--- START Rows ---

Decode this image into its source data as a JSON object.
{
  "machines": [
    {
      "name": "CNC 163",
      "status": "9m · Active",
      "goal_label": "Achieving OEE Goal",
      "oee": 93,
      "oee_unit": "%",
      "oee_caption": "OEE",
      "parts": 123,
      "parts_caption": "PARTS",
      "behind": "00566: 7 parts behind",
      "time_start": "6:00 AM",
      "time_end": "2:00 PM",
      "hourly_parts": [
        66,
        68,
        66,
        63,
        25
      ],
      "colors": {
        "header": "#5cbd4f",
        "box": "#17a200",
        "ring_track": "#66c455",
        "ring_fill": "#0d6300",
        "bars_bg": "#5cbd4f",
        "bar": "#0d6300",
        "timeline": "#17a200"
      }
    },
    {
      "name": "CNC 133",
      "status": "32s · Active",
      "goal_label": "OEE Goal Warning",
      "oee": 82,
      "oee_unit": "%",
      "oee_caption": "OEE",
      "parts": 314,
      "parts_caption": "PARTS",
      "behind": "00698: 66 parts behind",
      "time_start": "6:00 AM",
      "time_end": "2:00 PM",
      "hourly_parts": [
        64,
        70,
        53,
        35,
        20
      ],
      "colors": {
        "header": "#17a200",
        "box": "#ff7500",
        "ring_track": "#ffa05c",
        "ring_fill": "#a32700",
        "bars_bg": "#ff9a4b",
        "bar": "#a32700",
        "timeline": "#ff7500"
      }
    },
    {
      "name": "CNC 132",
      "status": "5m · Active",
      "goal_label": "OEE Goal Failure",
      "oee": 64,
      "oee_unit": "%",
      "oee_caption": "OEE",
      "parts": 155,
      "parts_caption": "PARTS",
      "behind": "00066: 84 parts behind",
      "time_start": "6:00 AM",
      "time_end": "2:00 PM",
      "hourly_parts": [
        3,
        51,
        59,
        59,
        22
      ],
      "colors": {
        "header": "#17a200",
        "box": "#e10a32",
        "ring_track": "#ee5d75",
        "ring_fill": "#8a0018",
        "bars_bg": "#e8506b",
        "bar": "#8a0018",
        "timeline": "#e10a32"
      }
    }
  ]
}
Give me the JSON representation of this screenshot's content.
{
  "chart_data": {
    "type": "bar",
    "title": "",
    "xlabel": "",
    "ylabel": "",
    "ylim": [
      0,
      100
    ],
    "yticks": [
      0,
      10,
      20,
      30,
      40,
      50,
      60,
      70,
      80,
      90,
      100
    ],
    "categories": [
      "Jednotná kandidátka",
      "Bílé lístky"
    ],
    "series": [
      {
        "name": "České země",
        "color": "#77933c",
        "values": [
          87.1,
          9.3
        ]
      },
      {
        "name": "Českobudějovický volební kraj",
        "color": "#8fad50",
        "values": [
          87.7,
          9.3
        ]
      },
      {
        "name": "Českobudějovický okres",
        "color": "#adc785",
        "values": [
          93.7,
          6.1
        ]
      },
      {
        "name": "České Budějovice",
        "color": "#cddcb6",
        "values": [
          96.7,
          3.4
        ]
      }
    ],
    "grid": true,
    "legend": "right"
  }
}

--- END Rows ---

### [Task description]
Each of the records should be retyped exactly.

### [Result of this exercise]
Decode this image into its source data as a JSON object.
{
  "machines": [
    {
      "name": "CNC 163",
      "status": "9m · Active",
      "goal_label": "Achieving OEE Goal",
      "oee": 93,
      "oee_unit": "%",
      "oee_caption": "OEE",
      "parts": 123,
      "parts_caption": "PARTS",
      "behind": "00566: 7 parts behind",
      "time_start": "6:00 AM",
      "time_end": "2:00 PM",
      "hourly_parts": [
        66,
        68,
        66,
        63,
        25
      ],
      "colors": {
        "header": "#5cbd4f",
        "box": "#17a200",
        "ring_track": "#66c455",
        "ring_fill": "#0d6300",
        "bars_bg": "#5cbd4f",
        "bar": "#0d6300",
        "timeline": "#17a200"
      }
    },
    {
      "name": "CNC 133",
      "status": "32s · Active",
      "goal_label": "OEE Goal Warning",
      "oee": 82,
      "oee_unit": "%",
      "oee_caption": "OEE",
      "parts": 314,
      "parts_caption": "PARTS",
      "behind": "00698: 66 parts behind",
      "time_start": "6:00 AM",
      "time_end": "2:00 PM",
      "hourly_parts": [
        64,
        70,
        53,
        35,
        20
      ],
      "colors": {
        "header": "#17a200",
        "box": "#ff7500",
        "ring_track": "#ffa05c",
        "ring_fill": "#a32700",
        "bars_bg": "#ff9a4b",
        "bar": "#a32700",
        "timeline": "#ff7500"
      }
    },
    {
      "name": "CNC 132",
      "status": "5m · Active",
      "goal_label": "OEE Goal Failure",
      "oee": 64,
      "oee_unit": "%",
      "oee_caption": "OEE",
      "parts": 155,
      "parts_caption": "PARTS",
      "behind": "00066: 84 parts behind",
      "time_start": "6:00 AM",
      "time_end": "2:00 PM",
      "hourly_parts": [
        3,
        51,
        59,
        59,
        22
      ],
      "colors": {
        "header": "#17a200",
        "box": "#e10a32",
        "ring_track": "#ee5d75",
        "ring_fill": "#8a0018",
        "bars_bg": "#e8506b",
        "bar": "#8a0018",
        "timeline": "#e10a32"
      }
    }
  ]
}
Give me the JSON representation of this screenshot's content.
{
  "chart_data": {
    "type": "bar",
    "title": "",
    "xlabel": "",
    "ylabel": "",
    "ylim": [
      0,
      100
    ],
    "yticks": [
      0,
      10,
      20,
      30,
      40,
      50,
      60,
      70,
      80,
      90,
      100
    ],
    "categories": [
      "Jednotná kandidátka",
      "Bílé lístky"
    ],
    "series": [
      {
        "name": "České země",
        "color": "#77933c",
        "values": [
          87.1,
          9.3
        ]
      },
      {
        "name": "Českobudějovický volební kraj",
        "color": "#8fad50",
        "values": [
          87.7,
          9.3
        ]
      },
      {
        "name": "Českobudějovický okres",
        "color": "#adc785",
        "values": [
          93.7,
          6.1
        ]
      },
      {
        "name": "České Budějovice",
        "color": "#cddcb6",
        "values": [
          96.7,
          3.4
        ]
      }
    ],
    "grid": true,
    "legend": "right"
  }
}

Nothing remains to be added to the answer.